Set problem: In the copy, include every entry exactly but none of the images.

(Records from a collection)
— BEGIN —
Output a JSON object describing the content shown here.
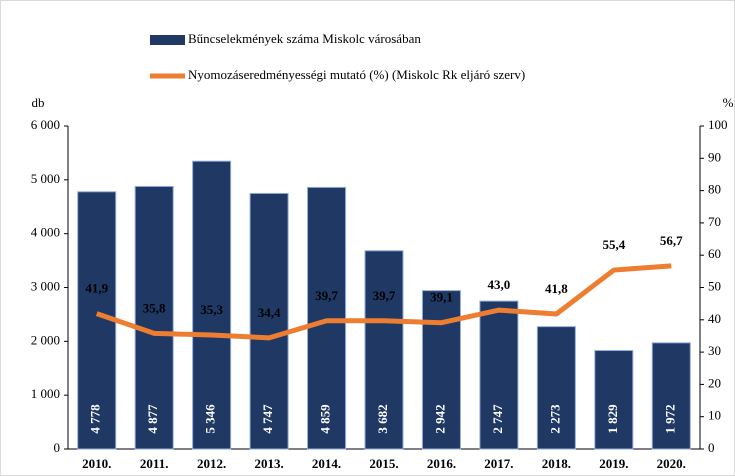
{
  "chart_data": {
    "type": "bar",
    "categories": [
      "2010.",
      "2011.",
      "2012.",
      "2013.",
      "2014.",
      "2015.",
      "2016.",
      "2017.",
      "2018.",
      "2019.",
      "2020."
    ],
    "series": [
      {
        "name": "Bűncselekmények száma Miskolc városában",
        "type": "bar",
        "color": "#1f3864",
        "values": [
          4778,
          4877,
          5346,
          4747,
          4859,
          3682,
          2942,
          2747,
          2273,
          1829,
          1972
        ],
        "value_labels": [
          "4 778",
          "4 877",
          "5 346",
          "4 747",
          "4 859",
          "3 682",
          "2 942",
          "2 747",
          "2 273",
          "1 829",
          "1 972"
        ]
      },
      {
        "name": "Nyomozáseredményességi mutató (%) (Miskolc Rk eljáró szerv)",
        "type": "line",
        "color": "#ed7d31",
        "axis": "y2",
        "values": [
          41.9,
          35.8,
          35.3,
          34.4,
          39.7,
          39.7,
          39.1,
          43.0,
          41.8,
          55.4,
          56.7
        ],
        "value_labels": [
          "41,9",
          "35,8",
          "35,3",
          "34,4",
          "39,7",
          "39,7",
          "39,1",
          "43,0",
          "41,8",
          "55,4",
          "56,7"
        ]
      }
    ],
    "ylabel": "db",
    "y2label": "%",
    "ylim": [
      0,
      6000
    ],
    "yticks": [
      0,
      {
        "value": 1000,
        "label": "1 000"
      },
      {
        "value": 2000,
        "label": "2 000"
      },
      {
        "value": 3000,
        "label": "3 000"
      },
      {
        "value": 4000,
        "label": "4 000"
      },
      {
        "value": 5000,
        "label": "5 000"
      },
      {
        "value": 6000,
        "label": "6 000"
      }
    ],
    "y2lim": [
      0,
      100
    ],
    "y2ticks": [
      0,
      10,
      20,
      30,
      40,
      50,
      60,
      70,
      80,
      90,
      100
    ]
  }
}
— END —
Answer for this exercise:
Output a JSON object describing the content shown here.
{
  "chart_data": {
    "type": "bar",
    "categories": [
      "2010.",
      "2011.",
      "2012.",
      "2013.",
      "2014.",
      "2015.",
      "2016.",
      "2017.",
      "2018.",
      "2019.",
      "2020."
    ],
    "series": [
      {
        "name": "Bűncselekmények száma Miskolc városában",
        "type": "bar",
        "color": "#1f3864",
        "values": [
          4778,
          4877,
          5346,
          4747,
          4859,
          3682,
          2942,
          2747,
          2273,
          1829,
          1972
        ],
        "value_labels": [
          "4 778",
          "4 877",
          "5 346",
          "4 747",
          "4 859",
          "3 682",
          "2 942",
          "2 747",
          "2 273",
          "1 829",
          "1 972"
        ]
      },
      {
        "name": "Nyomozáseredményességi mutató (%) (Miskolc Rk eljáró szerv)",
        "type": "line",
        "color": "#ed7d31",
        "axis": "y2",
        "values": [
          41.9,
          35.8,
          35.3,
          34.4,
          39.7,
          39.7,
          39.1,
          43.0,
          41.8,
          55.4,
          56.7
        ],
        "value_labels": [
          "41,9",
          "35,8",
          "35,3",
          "34,4",
          "39,7",
          "39,7",
          "39,1",
          "43,0",
          "41,8",
          "55,4",
          "56,7"
        ]
      }
    ],
    "ylabel": "db",
    "y2label": "%",
    "ylim": [
      0,
      6000
    ],
    "yticks": [
      0,
      {
        "value": 1000,
        "label": "1 000"
      },
      {
        "value": 2000,
        "label": "2 000"
      },
      {
        "value": 3000,
        "label": "3 000"
      },
      {
        "value": 4000,
        "label": "4 000"
      },
      {
        "value": 5000,
        "label": "5 000"
      },
      {
        "value": 6000,
        "label": "6 000"
      }
    ],
    "y2lim": [
      0,
      100
    ],
    "y2ticks": [
      0,
      10,
      20,
      30,
      40,
      50,
      60,
      70,
      80,
      90,
      100
    ]
  }
}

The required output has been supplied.